-- begin GIVEN RECORDS --
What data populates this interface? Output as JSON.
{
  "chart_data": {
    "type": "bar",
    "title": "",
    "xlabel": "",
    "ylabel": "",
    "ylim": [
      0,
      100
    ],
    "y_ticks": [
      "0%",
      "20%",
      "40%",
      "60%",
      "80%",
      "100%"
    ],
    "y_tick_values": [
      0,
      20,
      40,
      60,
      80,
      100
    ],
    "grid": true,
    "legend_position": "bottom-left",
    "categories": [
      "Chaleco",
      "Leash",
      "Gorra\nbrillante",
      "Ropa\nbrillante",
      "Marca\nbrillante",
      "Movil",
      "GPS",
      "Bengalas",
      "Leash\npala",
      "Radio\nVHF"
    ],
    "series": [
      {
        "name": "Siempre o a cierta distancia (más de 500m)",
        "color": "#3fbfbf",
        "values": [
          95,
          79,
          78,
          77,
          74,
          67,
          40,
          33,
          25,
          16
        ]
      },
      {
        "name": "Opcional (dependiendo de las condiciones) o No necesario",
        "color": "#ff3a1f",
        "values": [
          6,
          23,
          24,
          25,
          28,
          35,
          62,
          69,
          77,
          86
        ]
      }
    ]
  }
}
-- end GIVEN RECORDS --
GIVEN TASK — Transcribe all of the entries without altering anything.

SOLUTION TO THE EXERCISE —
What data populates this interface? Output as JSON.
{
  "chart_data": {
    "type": "bar",
    "title": "",
    "xlabel": "",
    "ylabel": "",
    "ylim": [
      0,
      100
    ],
    "y_ticks": [
      "0%",
      "20%",
      "40%",
      "60%",
      "80%",
      "100%"
    ],
    "y_tick_values": [
      0,
      20,
      40,
      60,
      80,
      100
    ],
    "grid": true,
    "legend_position": "bottom-left",
    "categories": [
      "Chaleco",
      "Leash",
      "Gorra\nbrillante",
      "Ropa\nbrillante",
      "Marca\nbrillante",
      "Movil",
      "GPS",
      "Bengalas",
      "Leash\npala",
      "Radio\nVHF"
    ],
    "series": [
      {
        "name": "Siempre o a cierta distancia (más de 500m)",
        "color": "#3fbfbf",
        "values": [
          95,
          79,
          78,
          77,
          74,
          67,
          40,
          33,
          25,
          16
        ]
      },
      {
        "name": "Opcional (dependiendo de las condiciones) o No necesario",
        "color": "#ff3a1f",
        "values": [
          6,
          23,
          24,
          25,
          28,
          35,
          62,
          69,
          77,
          86
        ]
      }
    ]
  }
}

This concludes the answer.